• [WRITTEN EXERCISE]
Gather every line below where "title" appears.

— begin —

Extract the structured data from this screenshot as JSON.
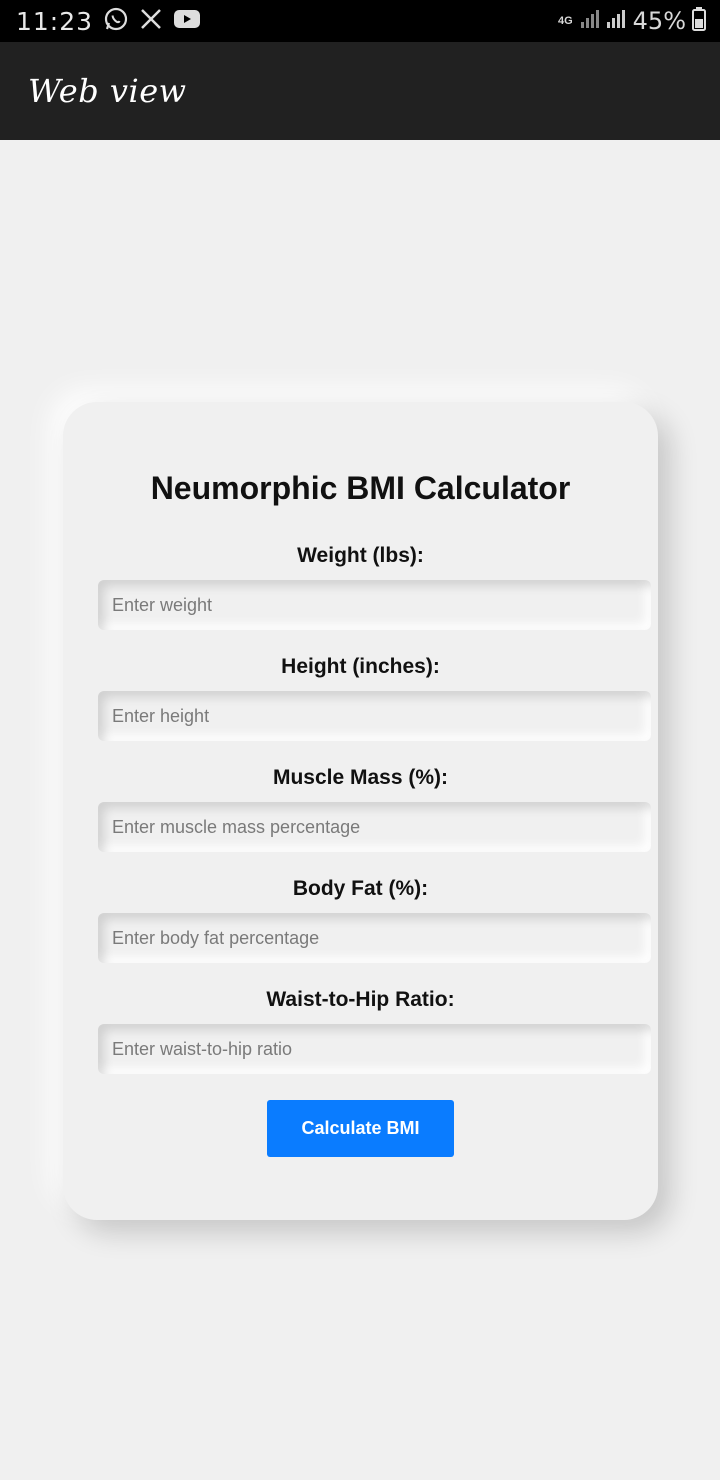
{
  "status_bar": {
    "time": "11:23",
    "network": "4G",
    "battery": "45%",
    "icons": [
      "whatsapp-icon",
      "x-icon",
      "youtube-icon",
      "signal-icon",
      "battery-icon"
    ]
  },
  "app_bar": {
    "title": "Web view"
  },
  "calculator": {
    "title": "Neumorphic BMI Calculator",
    "fields": [
      {
        "label": "Weight (lbs):",
        "placeholder": "Enter weight",
        "value": ""
      },
      {
        "label": "Height (inches):",
        "placeholder": "Enter height",
        "value": ""
      },
      {
        "label": "Muscle Mass (%):",
        "placeholder": "Enter muscle mass percentage",
        "value": ""
      },
      {
        "label": "Body Fat (%):",
        "placeholder": "Enter body fat percentage",
        "value": ""
      },
      {
        "label": "Waist-to-Hip Ratio:",
        "placeholder": "Enter waist-to-hip ratio",
        "value": ""
      }
    ],
    "button_label": "Calculate BMI"
  },
  "colors": {
    "accent": "#0a7cff",
    "background": "#f0f0f0",
    "app_bar": "#212121"
  }
}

— end —

• [SOLVED PROBLEM]
    "title": "Web view"
    "title": "Neumorphic BMI Calculator",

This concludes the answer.